WORK INSTRUCTIONS: Scan the data for "title" and copy the lines it appears in.

(Figure data in JSON)
• • • •

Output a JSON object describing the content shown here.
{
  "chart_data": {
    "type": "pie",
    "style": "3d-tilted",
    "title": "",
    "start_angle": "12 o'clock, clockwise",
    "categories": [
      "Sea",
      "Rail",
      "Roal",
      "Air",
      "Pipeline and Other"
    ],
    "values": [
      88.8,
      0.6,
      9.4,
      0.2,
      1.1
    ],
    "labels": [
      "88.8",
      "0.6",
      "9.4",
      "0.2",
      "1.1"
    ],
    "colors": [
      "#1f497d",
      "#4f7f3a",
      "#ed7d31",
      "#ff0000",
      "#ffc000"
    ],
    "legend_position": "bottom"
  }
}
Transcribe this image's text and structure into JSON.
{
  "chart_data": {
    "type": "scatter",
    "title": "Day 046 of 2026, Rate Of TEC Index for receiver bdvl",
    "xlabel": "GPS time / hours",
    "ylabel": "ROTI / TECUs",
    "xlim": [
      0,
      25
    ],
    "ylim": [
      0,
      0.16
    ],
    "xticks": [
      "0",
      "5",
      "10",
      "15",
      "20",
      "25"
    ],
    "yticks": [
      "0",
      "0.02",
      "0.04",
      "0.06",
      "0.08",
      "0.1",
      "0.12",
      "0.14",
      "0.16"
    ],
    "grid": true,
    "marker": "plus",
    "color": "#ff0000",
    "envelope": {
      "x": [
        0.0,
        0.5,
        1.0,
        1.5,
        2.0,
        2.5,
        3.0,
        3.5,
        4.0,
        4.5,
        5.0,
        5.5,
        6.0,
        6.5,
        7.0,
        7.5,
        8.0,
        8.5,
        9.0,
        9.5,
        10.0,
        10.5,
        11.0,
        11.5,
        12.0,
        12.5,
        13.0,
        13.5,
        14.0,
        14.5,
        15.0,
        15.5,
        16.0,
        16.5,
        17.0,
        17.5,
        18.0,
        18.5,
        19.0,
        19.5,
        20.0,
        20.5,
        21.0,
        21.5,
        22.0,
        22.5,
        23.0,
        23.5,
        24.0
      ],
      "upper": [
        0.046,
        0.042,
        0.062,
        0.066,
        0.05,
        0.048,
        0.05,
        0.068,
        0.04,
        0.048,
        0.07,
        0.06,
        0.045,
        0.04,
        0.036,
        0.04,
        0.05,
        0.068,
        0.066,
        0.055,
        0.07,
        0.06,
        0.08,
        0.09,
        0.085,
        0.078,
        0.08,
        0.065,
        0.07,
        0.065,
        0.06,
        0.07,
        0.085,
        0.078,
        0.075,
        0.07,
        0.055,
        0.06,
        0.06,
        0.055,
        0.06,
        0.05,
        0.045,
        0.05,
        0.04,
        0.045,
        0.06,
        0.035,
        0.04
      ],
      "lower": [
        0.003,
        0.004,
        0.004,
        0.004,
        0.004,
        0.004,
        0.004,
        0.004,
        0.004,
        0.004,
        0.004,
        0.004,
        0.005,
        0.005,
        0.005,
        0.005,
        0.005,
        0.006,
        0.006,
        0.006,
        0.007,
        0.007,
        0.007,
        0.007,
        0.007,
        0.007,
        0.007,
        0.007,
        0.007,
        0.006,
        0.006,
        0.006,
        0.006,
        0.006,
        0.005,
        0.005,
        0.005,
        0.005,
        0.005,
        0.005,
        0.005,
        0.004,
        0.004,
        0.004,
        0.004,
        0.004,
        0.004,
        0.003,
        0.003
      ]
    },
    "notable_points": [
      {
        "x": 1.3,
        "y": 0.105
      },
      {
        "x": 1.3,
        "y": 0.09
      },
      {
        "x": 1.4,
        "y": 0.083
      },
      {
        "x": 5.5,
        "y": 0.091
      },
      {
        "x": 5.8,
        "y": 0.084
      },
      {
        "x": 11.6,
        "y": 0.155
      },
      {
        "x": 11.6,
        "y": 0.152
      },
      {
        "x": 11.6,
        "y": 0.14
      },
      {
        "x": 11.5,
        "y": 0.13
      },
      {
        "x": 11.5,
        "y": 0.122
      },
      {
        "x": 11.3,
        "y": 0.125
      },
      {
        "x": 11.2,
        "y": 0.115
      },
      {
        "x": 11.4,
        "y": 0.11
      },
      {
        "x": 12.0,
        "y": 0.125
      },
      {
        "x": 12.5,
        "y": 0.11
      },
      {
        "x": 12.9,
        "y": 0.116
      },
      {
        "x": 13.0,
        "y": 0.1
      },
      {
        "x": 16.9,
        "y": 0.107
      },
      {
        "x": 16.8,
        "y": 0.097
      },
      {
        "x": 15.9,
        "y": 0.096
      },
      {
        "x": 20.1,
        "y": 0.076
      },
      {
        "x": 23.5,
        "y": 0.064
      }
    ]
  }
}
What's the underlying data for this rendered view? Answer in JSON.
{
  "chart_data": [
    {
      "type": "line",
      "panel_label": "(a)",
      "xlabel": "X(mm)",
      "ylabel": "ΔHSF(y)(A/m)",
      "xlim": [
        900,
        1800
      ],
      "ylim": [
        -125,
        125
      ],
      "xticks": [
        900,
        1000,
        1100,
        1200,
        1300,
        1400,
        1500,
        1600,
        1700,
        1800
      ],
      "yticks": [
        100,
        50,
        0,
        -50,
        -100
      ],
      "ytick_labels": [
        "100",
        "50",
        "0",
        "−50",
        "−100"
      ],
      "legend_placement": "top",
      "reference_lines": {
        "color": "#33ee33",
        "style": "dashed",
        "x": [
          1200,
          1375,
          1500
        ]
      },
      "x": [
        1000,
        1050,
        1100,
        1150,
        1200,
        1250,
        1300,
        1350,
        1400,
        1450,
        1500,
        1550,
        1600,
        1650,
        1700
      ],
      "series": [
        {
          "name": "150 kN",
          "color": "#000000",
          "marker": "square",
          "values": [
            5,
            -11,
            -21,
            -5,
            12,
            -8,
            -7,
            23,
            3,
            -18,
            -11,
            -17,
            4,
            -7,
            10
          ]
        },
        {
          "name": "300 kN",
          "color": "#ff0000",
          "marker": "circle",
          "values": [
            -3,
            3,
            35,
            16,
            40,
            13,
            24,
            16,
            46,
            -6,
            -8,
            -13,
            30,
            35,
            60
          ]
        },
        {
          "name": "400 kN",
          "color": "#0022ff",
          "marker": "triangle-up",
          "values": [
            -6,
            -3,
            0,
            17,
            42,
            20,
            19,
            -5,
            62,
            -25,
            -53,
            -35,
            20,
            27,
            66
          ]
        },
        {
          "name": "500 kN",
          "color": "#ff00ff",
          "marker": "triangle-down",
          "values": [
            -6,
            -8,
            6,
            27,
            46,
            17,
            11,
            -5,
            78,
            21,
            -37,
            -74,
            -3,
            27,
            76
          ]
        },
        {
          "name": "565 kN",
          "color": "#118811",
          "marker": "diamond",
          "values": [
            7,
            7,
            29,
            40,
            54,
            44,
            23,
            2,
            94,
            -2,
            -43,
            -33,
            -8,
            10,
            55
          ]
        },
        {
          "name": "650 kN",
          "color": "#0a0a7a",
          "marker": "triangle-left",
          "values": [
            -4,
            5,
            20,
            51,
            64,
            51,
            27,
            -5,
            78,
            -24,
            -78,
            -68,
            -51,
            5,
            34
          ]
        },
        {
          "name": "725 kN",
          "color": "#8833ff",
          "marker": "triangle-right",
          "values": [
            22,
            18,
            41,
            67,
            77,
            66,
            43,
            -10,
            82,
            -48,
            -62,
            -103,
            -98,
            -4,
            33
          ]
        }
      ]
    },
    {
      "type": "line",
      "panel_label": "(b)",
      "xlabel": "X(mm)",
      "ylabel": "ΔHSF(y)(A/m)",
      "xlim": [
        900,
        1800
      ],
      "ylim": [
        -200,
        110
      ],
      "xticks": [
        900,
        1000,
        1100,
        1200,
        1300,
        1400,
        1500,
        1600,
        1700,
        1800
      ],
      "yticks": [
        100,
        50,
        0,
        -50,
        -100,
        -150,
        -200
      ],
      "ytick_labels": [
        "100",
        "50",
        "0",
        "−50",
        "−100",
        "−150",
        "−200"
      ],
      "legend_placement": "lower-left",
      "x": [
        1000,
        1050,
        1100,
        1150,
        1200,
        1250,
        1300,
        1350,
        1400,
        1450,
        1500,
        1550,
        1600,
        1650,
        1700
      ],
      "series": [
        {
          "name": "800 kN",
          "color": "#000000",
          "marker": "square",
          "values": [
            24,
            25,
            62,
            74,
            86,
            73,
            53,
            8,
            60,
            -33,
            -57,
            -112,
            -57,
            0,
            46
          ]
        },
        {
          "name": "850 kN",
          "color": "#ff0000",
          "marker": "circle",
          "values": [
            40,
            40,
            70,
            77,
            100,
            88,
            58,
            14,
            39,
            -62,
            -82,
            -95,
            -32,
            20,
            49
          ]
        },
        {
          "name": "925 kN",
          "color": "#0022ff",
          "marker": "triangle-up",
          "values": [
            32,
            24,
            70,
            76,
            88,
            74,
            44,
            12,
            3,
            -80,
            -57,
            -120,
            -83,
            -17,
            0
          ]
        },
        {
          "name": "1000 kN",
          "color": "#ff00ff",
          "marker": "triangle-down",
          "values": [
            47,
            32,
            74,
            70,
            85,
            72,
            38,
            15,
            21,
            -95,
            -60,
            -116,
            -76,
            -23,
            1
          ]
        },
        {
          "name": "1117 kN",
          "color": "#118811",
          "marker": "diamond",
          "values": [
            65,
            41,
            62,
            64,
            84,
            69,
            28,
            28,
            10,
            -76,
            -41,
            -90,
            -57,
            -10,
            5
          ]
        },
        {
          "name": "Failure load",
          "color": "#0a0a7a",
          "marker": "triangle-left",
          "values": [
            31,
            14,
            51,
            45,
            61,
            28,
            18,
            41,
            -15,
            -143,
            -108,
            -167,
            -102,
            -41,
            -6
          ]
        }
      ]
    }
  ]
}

• • • •

TASK SOLUTION:
    "title": "",
    "title": "Day 046 of 2026, Rate Of TEC Index for receiver bdvl",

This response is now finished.